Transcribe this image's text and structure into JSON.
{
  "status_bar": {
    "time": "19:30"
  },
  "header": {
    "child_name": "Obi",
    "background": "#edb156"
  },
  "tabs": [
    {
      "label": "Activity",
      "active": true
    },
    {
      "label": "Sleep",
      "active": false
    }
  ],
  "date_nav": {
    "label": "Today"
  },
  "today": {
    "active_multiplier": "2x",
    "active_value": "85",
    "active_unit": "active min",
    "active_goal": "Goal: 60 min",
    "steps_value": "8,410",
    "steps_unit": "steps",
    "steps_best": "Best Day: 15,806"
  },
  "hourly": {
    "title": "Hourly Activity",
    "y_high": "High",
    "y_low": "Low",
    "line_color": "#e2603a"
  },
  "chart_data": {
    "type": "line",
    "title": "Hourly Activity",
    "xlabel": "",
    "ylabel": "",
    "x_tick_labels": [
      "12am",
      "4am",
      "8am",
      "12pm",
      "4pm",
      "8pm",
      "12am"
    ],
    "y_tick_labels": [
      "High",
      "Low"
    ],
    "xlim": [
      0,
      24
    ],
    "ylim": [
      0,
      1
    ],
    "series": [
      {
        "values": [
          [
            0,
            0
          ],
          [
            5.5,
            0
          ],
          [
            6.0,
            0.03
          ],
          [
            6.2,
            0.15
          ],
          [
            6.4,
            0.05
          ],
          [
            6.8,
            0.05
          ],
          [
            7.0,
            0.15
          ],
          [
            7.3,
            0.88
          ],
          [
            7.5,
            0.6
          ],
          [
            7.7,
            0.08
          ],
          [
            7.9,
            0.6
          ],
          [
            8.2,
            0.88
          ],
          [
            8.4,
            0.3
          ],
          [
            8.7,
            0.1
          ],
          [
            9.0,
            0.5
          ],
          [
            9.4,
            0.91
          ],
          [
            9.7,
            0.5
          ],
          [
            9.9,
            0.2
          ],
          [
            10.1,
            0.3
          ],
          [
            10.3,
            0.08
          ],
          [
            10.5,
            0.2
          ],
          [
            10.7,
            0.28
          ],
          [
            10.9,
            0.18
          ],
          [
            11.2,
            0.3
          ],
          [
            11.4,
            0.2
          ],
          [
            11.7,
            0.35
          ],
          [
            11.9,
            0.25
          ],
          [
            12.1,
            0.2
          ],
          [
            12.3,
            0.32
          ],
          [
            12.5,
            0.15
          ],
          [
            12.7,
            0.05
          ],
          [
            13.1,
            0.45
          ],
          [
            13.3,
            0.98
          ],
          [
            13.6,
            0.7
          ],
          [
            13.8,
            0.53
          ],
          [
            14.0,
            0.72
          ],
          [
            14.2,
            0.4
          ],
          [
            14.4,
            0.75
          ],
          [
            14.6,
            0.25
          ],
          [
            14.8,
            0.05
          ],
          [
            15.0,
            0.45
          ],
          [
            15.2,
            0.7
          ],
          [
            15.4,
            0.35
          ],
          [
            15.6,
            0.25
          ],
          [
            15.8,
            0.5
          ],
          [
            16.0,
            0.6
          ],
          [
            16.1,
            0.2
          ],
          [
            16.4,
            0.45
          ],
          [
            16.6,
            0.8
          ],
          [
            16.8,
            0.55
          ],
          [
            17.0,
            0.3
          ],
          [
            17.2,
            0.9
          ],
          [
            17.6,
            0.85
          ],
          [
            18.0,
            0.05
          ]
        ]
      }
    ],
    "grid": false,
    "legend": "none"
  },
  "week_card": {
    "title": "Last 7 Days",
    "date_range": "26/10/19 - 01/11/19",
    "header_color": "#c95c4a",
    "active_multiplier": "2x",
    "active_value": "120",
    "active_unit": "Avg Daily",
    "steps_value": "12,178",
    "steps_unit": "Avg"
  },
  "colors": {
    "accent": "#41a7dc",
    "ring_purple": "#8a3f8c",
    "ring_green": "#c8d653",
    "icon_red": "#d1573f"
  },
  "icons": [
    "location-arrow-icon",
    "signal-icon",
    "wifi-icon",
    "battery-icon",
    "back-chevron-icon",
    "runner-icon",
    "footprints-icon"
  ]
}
+===+
Output all of the data above without any alteration.

■ **Answer in full**:
Transcribe this image's text and structure into JSON.
{
  "status_bar": {
    "time": "19:30"
  },
  "header": {
    "child_name": "Obi",
    "background": "#edb156"
  },
  "tabs": [
    {
      "label": "Activity",
      "active": true
    },
    {
      "label": "Sleep",
      "active": false
    }
  ],
  "date_nav": {
    "label": "Today"
  },
  "today": {
    "active_multiplier": "2x",
    "active_value": "85",
    "active_unit": "active min",
    "active_goal": "Goal: 60 min",
    "steps_value": "8,410",
    "steps_unit": "steps",
    "steps_best": "Best Day: 15,806"
  },
  "hourly": {
    "title": "Hourly Activity",
    "y_high": "High",
    "y_low": "Low",
    "line_color": "#e2603a"
  },
  "chart_data": {
    "type": "line",
    "title": "Hourly Activity",
    "xlabel": "",
    "ylabel": "",
    "x_tick_labels": [
      "12am",
      "4am",
      "8am",
      "12pm",
      "4pm",
      "8pm",
      "12am"
    ],
    "y_tick_labels": [
      "High",
      "Low"
    ],
    "xlim": [
      0,
      24
    ],
    "ylim": [
      0,
      1
    ],
    "series": [
      {
        "values": [
          [
            0,
            0
          ],
          [
            5.5,
            0
          ],
          [
            6.0,
            0.03
          ],
          [
            6.2,
            0.15
          ],
          [
            6.4,
            0.05
          ],
          [
            6.8,
            0.05
          ],
          [
            7.0,
            0.15
          ],
          [
            7.3,
            0.88
          ],
          [
            7.5,
            0.6
          ],
          [
            7.7,
            0.08
          ],
          [
            7.9,
            0.6
          ],
          [
            8.2,
            0.88
          ],
          [
            8.4,
            0.3
          ],
          [
            8.7,
            0.1
          ],
          [
            9.0,
            0.5
          ],
          [
            9.4,
            0.91
          ],
          [
            9.7,
            0.5
          ],
          [
            9.9,
            0.2
          ],
          [
            10.1,
            0.3
          ],
          [
            10.3,
            0.08
          ],
          [
            10.5,
            0.2
          ],
          [
            10.7,
            0.28
          ],
          [
            10.9,
            0.18
          ],
          [
            11.2,
            0.3
          ],
          [
            11.4,
            0.2
          ],
          [
            11.7,
            0.35
          ],
          [
            11.9,
            0.25
          ],
          [
            12.1,
            0.2
          ],
          [
            12.3,
            0.32
          ],
          [
            12.5,
            0.15
          ],
          [
            12.7,
            0.05
          ],
          [
            13.1,
            0.45
          ],
          [
            13.3,
            0.98
          ],
          [
            13.6,
            0.7
          ],
          [
            13.8,
            0.53
          ],
          [
            14.0,
            0.72
          ],
          [
            14.2,
            0.4
          ],
          [
            14.4,
            0.75
          ],
          [
            14.6,
            0.25
          ],
          [
            14.8,
            0.05
          ],
          [
            15.0,
            0.45
          ],
          [
            15.2,
            0.7
          ],
          [
            15.4,
            0.35
          ],
          [
            15.6,
            0.25
          ],
          [
            15.8,
            0.5
          ],
          [
            16.0,
            0.6
          ],
          [
            16.1,
            0.2
          ],
          [
            16.4,
            0.45
          ],
          [
            16.6,
            0.8
          ],
          [
            16.8,
            0.55
          ],
          [
            17.0,
            0.3
          ],
          [
            17.2,
            0.9
          ],
          [
            17.6,
            0.85
          ],
          [
            18.0,
            0.05
          ]
        ]
      }
    ],
    "grid": false,
    "legend": "none"
  },
  "week_card": {
    "title": "Last 7 Days",
    "date_range": "26/10/19 - 01/11/19",
    "header_color": "#c95c4a",
    "active_multiplier": "2x",
    "active_value": "120",
    "active_unit": "Avg Daily",
    "steps_value": "12,178",
    "steps_unit": "Avg"
  },
  "colors": {
    "accent": "#41a7dc",
    "ring_purple": "#8a3f8c",
    "ring_green": "#c8d653",
    "icon_red": "#d1573f"
  },
  "icons": [
    "location-arrow-icon",
    "signal-icon",
    "wifi-icon",
    "battery-icon",
    "back-chevron-icon",
    "runner-icon",
    "footprints-icon"
  ]
}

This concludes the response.